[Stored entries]
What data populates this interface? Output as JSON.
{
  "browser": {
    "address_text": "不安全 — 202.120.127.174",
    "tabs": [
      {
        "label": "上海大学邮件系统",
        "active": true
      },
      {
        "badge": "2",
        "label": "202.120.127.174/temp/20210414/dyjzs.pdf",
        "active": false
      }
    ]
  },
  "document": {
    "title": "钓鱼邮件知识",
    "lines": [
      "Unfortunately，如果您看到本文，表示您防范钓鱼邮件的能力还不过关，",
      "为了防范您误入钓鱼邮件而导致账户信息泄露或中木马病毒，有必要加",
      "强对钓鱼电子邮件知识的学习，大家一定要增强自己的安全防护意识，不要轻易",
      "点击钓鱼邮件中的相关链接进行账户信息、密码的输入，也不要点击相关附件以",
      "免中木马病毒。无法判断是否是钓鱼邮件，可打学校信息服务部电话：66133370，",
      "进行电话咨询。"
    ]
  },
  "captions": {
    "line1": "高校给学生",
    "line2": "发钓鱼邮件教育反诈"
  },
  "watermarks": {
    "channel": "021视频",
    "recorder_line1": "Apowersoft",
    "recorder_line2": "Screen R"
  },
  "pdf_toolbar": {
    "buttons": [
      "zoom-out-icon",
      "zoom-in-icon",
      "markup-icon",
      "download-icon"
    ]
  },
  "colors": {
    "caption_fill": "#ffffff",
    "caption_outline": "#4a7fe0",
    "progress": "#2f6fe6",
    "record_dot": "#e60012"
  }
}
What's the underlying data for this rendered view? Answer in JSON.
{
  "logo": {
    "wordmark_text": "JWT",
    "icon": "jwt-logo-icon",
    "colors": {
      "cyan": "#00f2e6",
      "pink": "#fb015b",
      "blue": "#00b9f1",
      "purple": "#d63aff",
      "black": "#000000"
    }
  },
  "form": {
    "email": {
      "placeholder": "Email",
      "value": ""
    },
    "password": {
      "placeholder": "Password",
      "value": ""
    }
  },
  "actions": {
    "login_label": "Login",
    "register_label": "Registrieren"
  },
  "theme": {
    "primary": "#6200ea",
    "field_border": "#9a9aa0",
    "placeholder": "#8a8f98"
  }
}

### PROBLEM DETAILS
Word for word, write out the data.

### FULL RESPONSE
What data populates this interface? Output as JSON.
{
  "browser": {
    "address_text": "不安全 — 202.120.127.174",
    "tabs": [
      {
        "label": "上海大学邮件系统",
        "active": true
      },
      {
        "badge": "2",
        "label": "202.120.127.174/temp/20210414/dyjzs.pdf",
        "active": false
      }
    ]
  },
  "document": {
    "title": "钓鱼邮件知识",
    "lines": [
      "Unfortunately，如果您看到本文，表示您防范钓鱼邮件的能力还不过关，",
      "为了防范您误入钓鱼邮件而导致账户信息泄露或中木马病毒，有必要加",
      "强对钓鱼电子邮件知识的学习，大家一定要增强自己的安全防护意识，不要轻易",
      "点击钓鱼邮件中的相关链接进行账户信息、密码的输入，也不要点击相关附件以",
      "免中木马病毒。无法判断是否是钓鱼邮件，可打学校信息服务部电话：66133370，",
      "进行电话咨询。"
    ]
  },
  "captions": {
    "line1": "高校给学生",
    "line2": "发钓鱼邮件教育反诈"
  },
  "watermarks": {
    "channel": "021视频",
    "recorder_line1": "Apowersoft",
    "recorder_line2": "Screen R"
  },
  "pdf_toolbar": {
    "buttons": [
      "zoom-out-icon",
      "zoom-in-icon",
      "markup-icon",
      "download-icon"
    ]
  },
  "colors": {
    "caption_fill": "#ffffff",
    "caption_outline": "#4a7fe0",
    "progress": "#2f6fe6",
    "record_dot": "#e60012"
  }
}
What's the underlying data for this rendered view? Answer in JSON.
{
  "logo": {
    "wordmark_text": "JWT",
    "icon": "jwt-logo-icon",
    "colors": {
      "cyan": "#00f2e6",
      "pink": "#fb015b",
      "blue": "#00b9f1",
      "purple": "#d63aff",
      "black": "#000000"
    }
  },
  "form": {
    "email": {
      "placeholder": "Email",
      "value": ""
    },
    "password": {
      "placeholder": "Password",
      "value": ""
    }
  },
  "actions": {
    "login_label": "Login",
    "register_label": "Registrieren"
  },
  "theme": {
    "primary": "#6200ea",
    "field_border": "#9a9aa0",
    "placeholder": "#8a8f98"
  }
}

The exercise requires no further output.